What the task requires: Retype, character for character, the lines of the data file running from its first line through the line containing "y-tick-label: -2.0% bbox=[80, 400, 137, 425]", including both of those lines.

Part of a data file:

+++++

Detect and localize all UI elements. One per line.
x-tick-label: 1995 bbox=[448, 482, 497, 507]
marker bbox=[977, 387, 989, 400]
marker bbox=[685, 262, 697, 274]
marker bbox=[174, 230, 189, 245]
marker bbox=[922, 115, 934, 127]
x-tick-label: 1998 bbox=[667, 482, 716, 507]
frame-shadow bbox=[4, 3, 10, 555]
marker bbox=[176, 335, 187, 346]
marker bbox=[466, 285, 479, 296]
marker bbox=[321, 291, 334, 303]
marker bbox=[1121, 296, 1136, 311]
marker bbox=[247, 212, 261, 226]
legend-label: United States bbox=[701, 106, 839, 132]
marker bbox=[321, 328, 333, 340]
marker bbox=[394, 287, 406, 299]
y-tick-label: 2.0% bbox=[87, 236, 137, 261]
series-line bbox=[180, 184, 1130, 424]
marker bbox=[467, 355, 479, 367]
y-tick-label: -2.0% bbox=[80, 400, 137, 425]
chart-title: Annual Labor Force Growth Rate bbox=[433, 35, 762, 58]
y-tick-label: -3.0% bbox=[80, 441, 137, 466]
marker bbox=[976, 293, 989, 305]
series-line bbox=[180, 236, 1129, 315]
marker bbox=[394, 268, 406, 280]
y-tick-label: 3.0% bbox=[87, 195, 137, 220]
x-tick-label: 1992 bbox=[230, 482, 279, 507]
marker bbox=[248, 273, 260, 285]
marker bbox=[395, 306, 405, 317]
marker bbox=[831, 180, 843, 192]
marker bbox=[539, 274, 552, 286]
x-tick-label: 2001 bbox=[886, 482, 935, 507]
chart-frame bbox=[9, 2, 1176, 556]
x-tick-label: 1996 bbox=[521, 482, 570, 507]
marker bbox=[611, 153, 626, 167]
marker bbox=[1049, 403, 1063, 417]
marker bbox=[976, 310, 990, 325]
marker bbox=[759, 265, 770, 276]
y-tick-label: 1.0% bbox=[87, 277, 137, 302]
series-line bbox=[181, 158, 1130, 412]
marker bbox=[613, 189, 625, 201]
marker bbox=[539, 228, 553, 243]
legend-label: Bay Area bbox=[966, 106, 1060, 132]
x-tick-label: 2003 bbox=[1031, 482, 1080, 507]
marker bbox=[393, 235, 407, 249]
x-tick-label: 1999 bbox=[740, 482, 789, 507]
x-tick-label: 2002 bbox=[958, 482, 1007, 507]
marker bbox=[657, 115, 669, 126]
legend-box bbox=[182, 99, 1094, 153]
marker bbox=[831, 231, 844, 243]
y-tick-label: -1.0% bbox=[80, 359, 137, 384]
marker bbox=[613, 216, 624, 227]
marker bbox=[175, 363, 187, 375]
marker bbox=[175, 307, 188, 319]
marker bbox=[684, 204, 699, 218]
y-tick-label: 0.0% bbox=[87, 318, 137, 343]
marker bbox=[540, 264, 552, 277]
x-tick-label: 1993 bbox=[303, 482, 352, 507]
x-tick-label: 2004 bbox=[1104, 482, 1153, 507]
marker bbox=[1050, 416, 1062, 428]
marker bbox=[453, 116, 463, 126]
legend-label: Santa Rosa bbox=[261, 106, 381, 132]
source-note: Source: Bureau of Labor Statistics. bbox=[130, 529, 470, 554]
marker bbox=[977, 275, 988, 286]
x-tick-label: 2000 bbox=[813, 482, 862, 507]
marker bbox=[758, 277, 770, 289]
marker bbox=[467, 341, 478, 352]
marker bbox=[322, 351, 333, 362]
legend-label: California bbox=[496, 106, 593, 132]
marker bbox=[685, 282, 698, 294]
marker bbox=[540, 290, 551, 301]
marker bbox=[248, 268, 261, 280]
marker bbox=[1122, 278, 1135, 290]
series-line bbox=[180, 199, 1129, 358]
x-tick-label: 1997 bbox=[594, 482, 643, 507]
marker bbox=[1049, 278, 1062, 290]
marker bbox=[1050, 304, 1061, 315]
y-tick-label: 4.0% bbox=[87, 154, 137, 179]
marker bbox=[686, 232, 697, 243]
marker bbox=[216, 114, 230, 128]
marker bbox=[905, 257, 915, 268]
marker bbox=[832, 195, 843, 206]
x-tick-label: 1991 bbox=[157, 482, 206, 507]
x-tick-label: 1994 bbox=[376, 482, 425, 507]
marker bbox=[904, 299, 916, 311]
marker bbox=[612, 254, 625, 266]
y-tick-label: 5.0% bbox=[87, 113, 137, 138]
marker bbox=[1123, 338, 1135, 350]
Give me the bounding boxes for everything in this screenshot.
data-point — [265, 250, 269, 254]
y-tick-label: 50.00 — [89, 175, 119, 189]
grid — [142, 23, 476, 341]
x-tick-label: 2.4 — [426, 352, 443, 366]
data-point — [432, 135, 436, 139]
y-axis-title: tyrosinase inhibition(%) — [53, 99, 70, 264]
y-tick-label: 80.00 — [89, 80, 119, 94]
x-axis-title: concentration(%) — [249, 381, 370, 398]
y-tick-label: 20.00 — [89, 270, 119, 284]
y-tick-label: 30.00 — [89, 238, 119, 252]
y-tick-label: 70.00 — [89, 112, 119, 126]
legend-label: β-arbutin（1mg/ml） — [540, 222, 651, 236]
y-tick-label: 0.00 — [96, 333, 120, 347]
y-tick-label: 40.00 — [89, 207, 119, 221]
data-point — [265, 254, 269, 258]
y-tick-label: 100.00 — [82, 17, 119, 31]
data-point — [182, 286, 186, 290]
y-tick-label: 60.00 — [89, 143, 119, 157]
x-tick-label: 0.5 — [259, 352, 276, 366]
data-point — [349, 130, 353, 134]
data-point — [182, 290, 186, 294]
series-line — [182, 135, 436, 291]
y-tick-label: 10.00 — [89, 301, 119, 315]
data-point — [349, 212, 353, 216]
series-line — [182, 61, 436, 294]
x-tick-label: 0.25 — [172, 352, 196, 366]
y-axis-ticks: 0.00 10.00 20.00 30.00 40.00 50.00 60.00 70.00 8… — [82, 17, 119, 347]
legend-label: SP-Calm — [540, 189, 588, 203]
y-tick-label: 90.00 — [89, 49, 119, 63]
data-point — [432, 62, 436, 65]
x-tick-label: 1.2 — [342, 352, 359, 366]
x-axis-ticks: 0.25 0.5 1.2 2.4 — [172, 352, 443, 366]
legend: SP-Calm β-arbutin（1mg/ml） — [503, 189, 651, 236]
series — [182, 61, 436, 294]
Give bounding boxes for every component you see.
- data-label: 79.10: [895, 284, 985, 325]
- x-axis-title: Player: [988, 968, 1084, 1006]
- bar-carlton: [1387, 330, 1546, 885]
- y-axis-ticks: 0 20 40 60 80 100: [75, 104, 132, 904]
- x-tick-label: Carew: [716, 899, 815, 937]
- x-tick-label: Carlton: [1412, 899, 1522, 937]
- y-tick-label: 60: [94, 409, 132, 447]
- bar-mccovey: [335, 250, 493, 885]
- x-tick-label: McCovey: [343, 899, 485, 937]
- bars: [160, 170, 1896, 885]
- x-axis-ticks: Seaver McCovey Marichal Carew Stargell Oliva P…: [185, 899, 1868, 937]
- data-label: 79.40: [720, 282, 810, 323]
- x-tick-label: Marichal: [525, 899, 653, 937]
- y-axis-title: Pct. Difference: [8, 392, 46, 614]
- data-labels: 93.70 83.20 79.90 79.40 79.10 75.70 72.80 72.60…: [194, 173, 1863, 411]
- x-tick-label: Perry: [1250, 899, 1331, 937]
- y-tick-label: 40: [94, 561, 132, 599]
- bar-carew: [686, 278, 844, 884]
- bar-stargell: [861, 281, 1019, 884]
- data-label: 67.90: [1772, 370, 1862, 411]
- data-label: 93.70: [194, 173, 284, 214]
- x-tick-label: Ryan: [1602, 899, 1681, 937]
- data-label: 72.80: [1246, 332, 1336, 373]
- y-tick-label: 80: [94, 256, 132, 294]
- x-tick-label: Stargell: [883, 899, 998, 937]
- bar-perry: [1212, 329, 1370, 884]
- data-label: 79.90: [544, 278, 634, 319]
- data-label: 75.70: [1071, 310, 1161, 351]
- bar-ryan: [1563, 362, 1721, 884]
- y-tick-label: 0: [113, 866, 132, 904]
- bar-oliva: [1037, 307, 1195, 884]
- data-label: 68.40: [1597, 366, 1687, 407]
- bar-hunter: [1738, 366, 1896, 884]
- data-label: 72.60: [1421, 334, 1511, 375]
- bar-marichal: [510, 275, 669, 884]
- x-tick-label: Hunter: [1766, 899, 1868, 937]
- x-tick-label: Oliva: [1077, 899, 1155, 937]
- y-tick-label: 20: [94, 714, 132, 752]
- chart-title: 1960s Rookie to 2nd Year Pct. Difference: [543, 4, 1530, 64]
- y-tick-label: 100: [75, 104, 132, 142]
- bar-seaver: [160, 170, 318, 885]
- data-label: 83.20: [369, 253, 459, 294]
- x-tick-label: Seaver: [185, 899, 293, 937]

+++++

Solution:
Detect and localize all UI elements. One per line.
x-tick-label: 1995 bbox=[448, 482, 497, 507]
marker bbox=[977, 387, 989, 400]
marker bbox=[685, 262, 697, 274]
marker bbox=[174, 230, 189, 245]
marker bbox=[922, 115, 934, 127]
x-tick-label: 1998 bbox=[667, 482, 716, 507]
frame-shadow bbox=[4, 3, 10, 555]
marker bbox=[176, 335, 187, 346]
marker bbox=[466, 285, 479, 296]
marker bbox=[321, 291, 334, 303]
marker bbox=[1121, 296, 1136, 311]
marker bbox=[247, 212, 261, 226]
legend-label: United States bbox=[701, 106, 839, 132]
marker bbox=[321, 328, 333, 340]
marker bbox=[394, 287, 406, 299]
y-tick-label: 2.0% bbox=[87, 236, 137, 261]
series-line bbox=[180, 184, 1130, 424]
marker bbox=[467, 355, 479, 367]
y-tick-label: -2.0% bbox=[80, 400, 137, 425]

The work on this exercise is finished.